THE PROBLEM: Each line below that contains "page" counts once; report the total and nothing more.

****

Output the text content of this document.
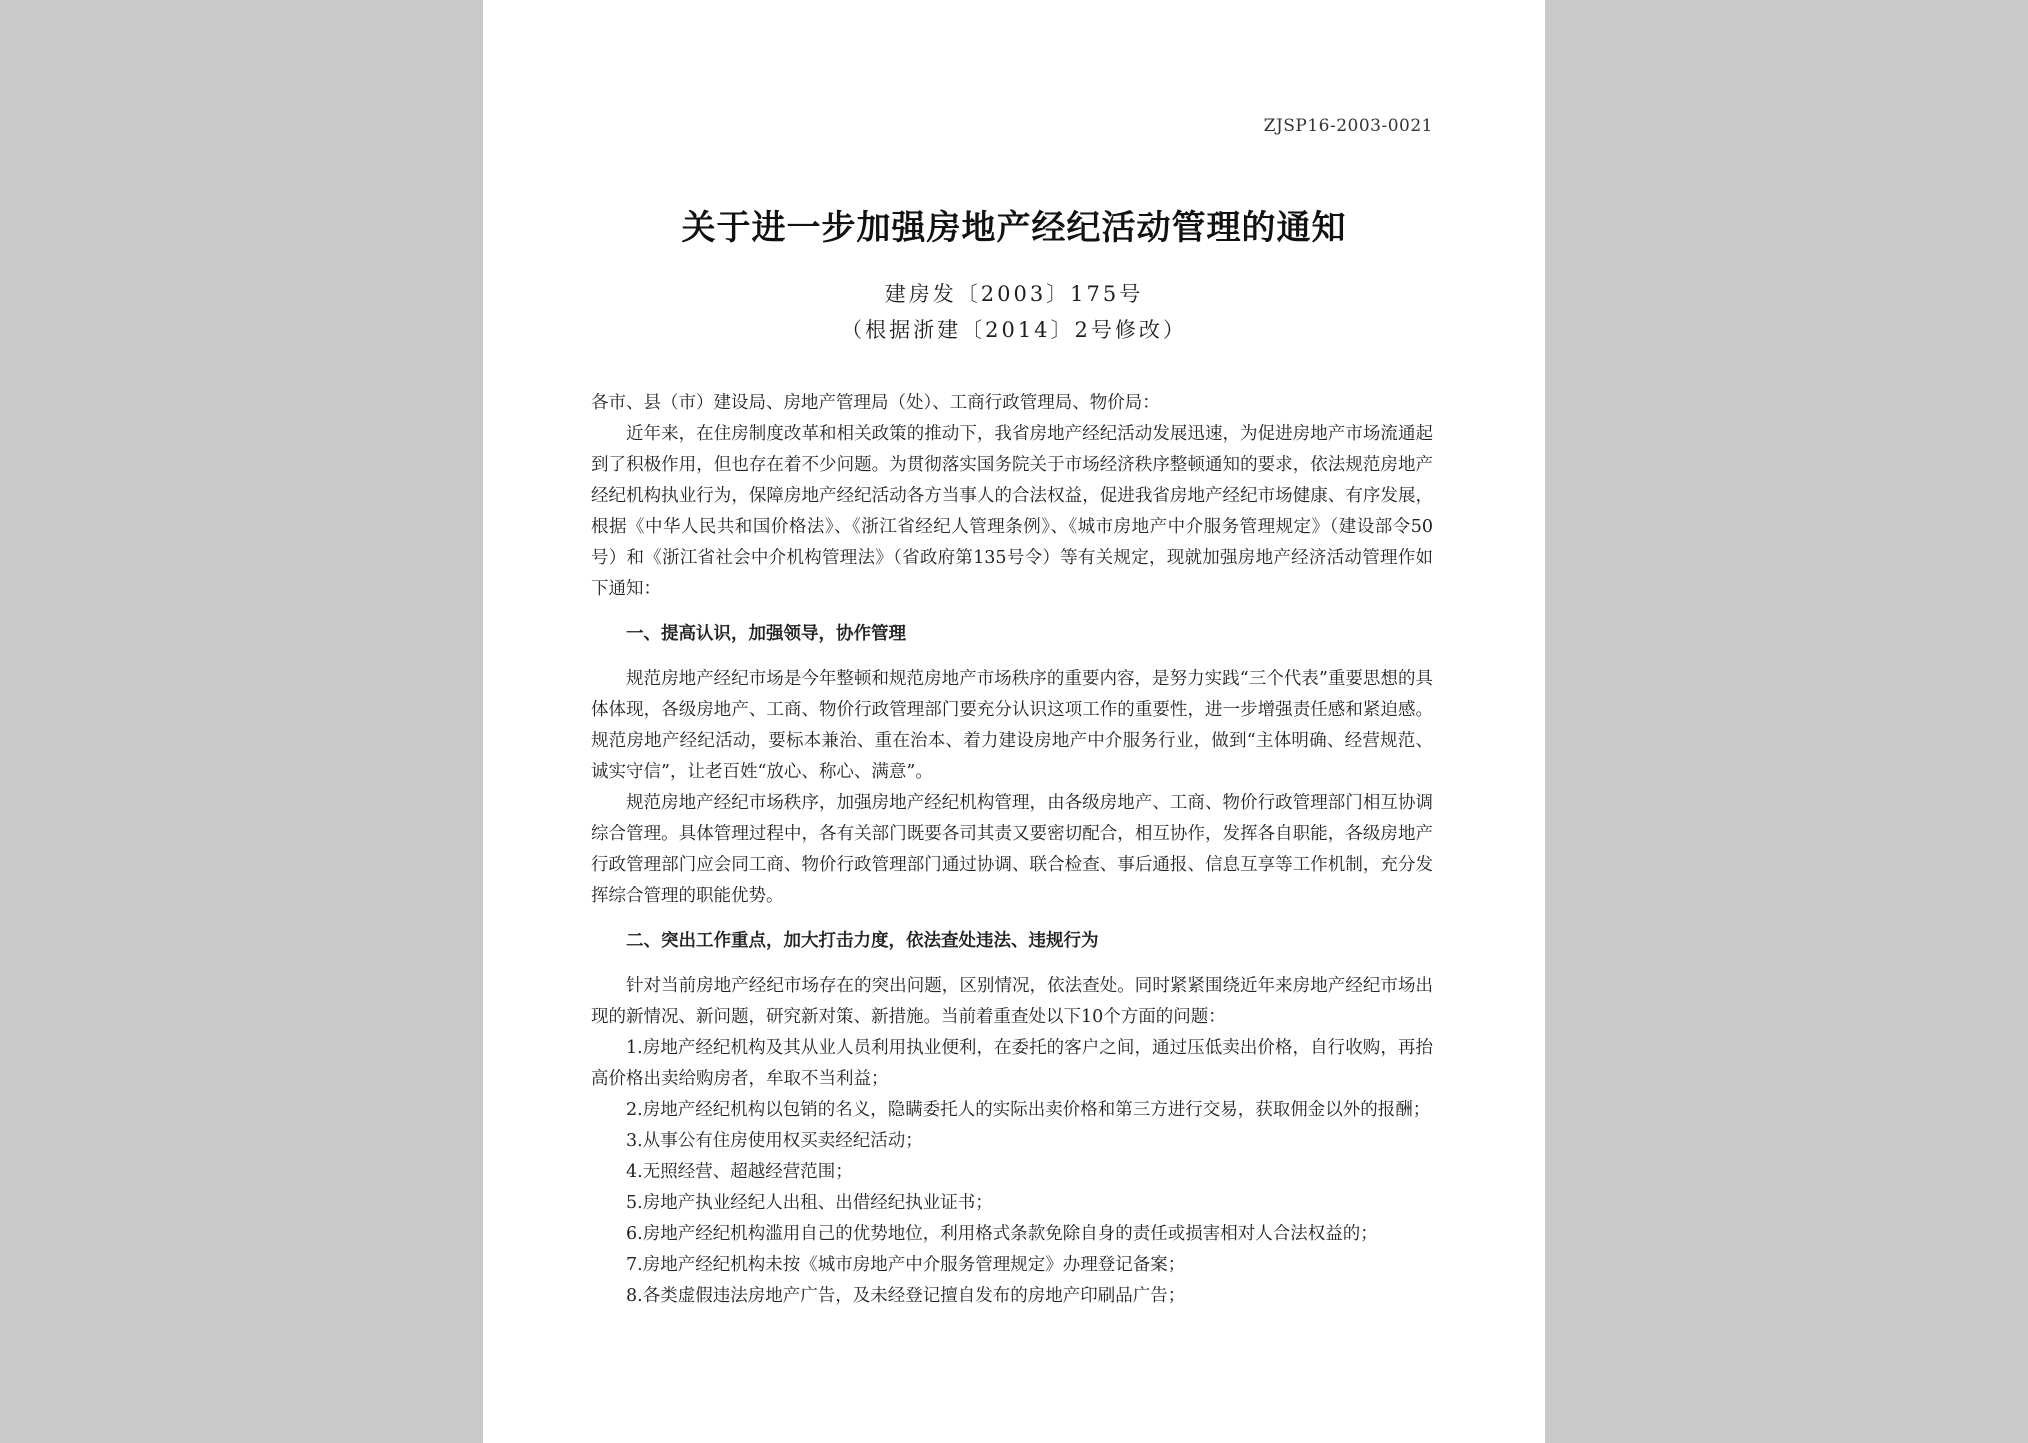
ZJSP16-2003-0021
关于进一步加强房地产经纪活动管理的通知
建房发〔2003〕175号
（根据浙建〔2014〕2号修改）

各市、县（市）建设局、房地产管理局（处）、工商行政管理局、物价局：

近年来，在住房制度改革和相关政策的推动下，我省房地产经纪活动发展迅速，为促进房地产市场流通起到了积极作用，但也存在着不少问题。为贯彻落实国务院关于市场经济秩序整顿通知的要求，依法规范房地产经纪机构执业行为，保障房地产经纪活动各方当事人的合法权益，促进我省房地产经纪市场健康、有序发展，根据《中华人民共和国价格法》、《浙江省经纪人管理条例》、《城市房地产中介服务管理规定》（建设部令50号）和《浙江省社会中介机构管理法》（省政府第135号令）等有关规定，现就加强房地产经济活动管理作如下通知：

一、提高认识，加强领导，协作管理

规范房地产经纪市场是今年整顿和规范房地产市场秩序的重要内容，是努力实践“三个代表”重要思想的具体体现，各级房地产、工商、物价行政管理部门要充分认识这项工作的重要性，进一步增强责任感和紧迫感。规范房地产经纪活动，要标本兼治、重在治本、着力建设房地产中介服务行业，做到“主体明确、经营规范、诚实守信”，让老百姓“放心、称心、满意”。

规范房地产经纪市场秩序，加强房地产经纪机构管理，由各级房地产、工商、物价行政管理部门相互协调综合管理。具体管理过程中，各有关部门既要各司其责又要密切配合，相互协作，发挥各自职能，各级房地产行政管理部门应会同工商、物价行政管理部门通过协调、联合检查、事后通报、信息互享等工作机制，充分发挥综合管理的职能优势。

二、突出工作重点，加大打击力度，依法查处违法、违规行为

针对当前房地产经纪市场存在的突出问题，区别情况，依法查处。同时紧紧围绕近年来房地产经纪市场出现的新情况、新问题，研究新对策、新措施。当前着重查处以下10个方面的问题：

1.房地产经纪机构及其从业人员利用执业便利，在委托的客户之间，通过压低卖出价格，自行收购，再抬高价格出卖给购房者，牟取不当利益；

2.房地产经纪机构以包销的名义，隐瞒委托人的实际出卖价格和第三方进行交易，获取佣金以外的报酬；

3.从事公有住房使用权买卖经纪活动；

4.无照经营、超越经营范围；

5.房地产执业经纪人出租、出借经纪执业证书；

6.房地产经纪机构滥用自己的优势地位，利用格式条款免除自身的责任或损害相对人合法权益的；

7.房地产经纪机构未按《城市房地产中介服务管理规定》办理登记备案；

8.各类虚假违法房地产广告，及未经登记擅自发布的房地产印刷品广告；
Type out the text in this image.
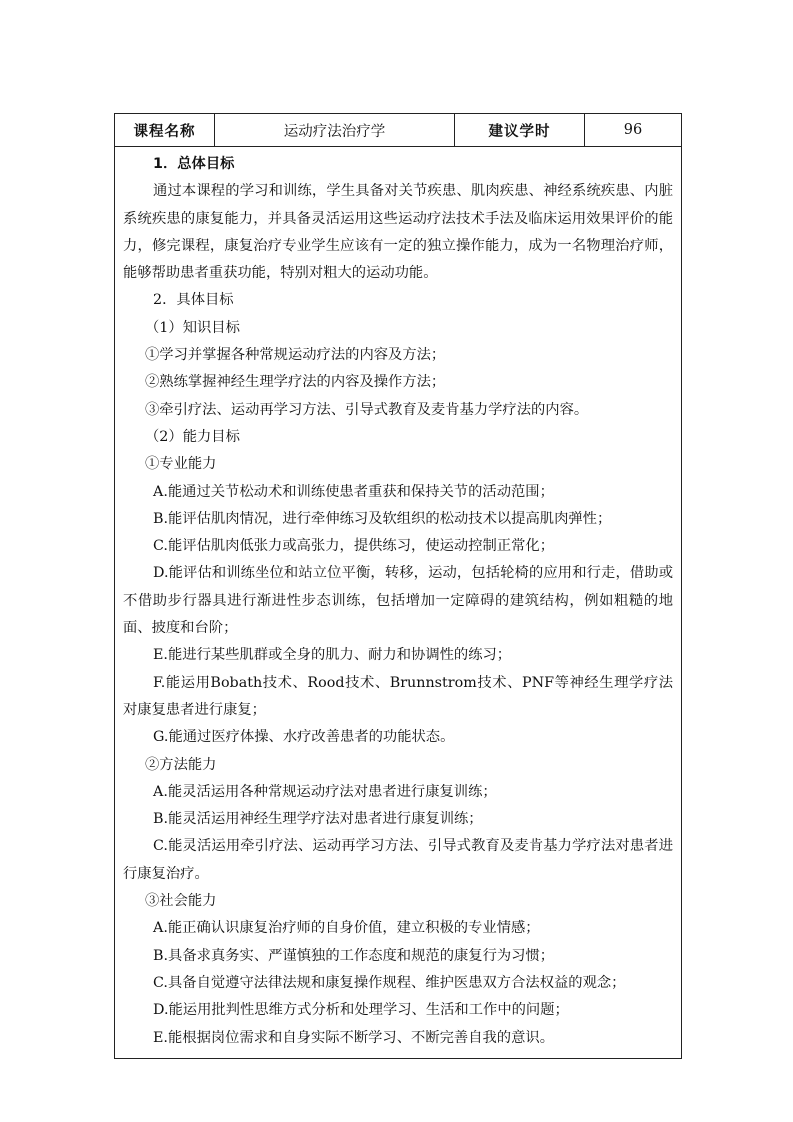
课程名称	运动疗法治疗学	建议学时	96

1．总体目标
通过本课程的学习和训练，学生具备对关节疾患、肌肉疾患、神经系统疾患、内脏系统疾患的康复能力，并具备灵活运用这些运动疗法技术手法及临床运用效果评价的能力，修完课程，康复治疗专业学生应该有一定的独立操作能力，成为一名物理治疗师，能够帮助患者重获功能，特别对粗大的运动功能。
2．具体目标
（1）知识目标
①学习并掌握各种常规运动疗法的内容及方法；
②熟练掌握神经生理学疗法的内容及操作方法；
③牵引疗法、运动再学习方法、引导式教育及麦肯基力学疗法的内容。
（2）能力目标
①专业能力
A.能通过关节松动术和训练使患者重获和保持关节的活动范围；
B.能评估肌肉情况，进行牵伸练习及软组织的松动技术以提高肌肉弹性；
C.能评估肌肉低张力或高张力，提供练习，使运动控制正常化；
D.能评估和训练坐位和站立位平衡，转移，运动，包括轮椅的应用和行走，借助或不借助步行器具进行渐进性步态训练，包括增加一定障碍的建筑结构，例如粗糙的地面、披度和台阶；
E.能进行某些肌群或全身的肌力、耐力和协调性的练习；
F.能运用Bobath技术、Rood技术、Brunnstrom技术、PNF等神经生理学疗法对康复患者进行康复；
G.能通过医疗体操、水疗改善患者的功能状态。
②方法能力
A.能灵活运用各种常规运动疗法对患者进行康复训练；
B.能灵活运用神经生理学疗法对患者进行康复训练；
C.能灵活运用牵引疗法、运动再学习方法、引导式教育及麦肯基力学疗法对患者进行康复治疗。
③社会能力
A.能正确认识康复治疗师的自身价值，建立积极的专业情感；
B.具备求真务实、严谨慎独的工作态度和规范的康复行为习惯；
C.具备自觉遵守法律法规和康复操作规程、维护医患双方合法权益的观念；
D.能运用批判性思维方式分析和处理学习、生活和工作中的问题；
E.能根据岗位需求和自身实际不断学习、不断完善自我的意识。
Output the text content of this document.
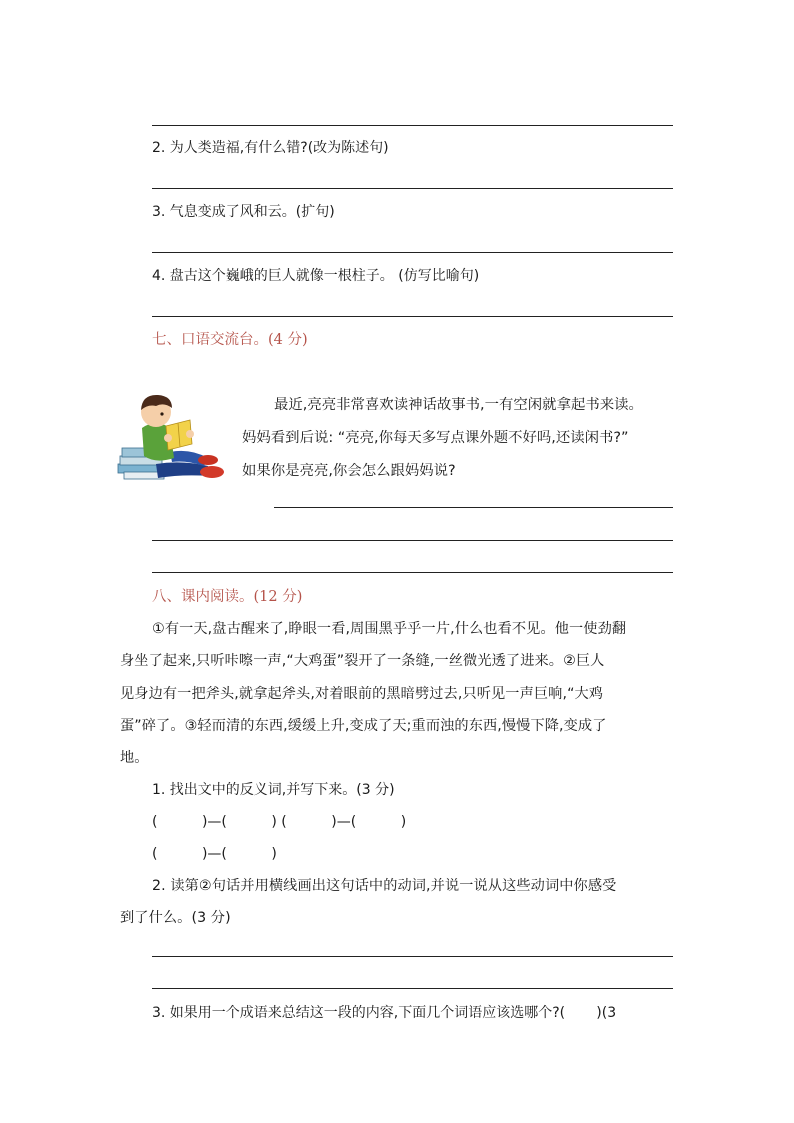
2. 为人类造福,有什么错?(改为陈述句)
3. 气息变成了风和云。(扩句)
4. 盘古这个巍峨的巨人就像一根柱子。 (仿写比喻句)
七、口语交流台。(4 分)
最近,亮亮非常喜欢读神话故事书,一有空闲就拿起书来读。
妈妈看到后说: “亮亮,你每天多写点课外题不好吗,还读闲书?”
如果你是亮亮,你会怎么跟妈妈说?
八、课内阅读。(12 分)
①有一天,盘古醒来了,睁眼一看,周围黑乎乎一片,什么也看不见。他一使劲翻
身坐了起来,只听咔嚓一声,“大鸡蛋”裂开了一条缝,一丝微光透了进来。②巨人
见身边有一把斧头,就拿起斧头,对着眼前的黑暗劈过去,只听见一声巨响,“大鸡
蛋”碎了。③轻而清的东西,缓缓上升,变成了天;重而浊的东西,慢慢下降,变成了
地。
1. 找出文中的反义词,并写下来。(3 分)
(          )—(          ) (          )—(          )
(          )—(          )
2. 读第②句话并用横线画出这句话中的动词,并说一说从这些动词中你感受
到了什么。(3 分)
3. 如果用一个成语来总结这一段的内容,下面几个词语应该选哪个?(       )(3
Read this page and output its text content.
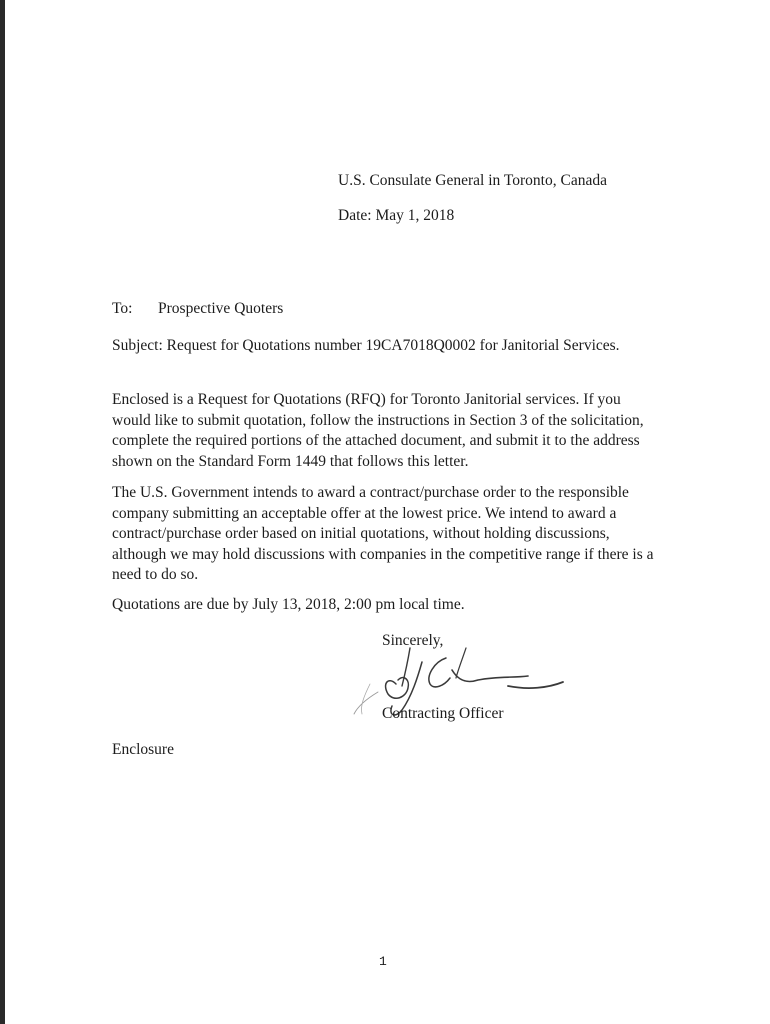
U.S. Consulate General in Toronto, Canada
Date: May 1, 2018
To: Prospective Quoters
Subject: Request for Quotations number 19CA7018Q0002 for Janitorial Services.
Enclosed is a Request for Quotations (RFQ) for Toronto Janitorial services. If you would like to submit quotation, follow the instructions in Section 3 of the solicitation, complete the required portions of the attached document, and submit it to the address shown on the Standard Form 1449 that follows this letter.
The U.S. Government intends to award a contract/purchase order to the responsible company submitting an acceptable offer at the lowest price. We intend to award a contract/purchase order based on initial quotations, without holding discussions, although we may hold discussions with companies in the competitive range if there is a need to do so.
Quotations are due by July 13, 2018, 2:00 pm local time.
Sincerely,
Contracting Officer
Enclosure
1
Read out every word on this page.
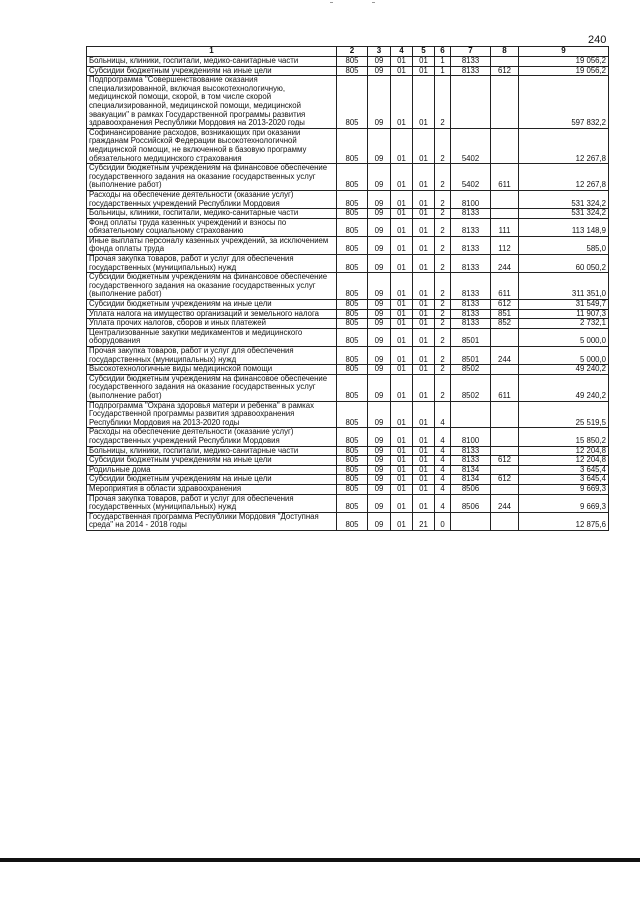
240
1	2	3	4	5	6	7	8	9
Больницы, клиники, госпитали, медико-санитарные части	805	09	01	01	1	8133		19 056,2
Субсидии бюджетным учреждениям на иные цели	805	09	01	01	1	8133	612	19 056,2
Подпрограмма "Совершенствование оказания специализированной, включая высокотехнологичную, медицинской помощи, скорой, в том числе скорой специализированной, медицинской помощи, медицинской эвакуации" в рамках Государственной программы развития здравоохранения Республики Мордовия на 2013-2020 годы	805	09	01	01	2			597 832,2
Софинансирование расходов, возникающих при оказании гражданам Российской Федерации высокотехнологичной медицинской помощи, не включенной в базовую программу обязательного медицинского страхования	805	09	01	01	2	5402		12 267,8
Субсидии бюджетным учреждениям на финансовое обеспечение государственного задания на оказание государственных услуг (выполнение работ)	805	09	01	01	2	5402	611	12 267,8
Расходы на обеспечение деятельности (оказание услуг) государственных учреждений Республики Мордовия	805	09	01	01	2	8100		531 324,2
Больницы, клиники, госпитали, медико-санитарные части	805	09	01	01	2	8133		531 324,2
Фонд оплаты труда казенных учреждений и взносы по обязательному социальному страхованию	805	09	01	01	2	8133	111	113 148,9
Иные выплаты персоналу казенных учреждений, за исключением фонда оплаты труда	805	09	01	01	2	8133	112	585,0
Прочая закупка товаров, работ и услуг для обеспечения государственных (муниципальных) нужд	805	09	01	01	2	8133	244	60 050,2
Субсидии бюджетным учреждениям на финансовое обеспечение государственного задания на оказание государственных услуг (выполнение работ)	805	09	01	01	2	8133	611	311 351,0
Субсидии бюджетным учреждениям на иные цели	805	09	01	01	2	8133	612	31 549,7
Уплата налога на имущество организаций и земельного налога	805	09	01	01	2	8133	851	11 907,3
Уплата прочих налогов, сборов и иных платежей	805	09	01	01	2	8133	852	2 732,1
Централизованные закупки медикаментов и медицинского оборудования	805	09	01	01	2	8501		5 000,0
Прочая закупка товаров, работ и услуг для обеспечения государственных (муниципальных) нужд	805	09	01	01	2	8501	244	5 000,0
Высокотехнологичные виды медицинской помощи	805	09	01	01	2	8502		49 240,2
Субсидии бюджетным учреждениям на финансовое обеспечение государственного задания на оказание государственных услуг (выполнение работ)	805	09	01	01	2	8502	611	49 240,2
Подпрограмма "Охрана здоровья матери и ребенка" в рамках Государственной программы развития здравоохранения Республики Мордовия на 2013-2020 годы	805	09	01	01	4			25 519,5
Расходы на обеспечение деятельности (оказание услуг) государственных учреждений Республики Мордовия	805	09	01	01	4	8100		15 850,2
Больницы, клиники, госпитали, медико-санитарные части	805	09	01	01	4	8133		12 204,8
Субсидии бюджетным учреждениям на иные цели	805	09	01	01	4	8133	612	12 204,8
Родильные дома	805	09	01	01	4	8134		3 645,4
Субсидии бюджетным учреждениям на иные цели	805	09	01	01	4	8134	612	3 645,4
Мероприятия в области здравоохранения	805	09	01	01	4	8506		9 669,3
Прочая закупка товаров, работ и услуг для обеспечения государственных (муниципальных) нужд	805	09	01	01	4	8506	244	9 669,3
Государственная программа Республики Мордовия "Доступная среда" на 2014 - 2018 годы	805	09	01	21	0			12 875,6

****

SOLUTION BELOW: 2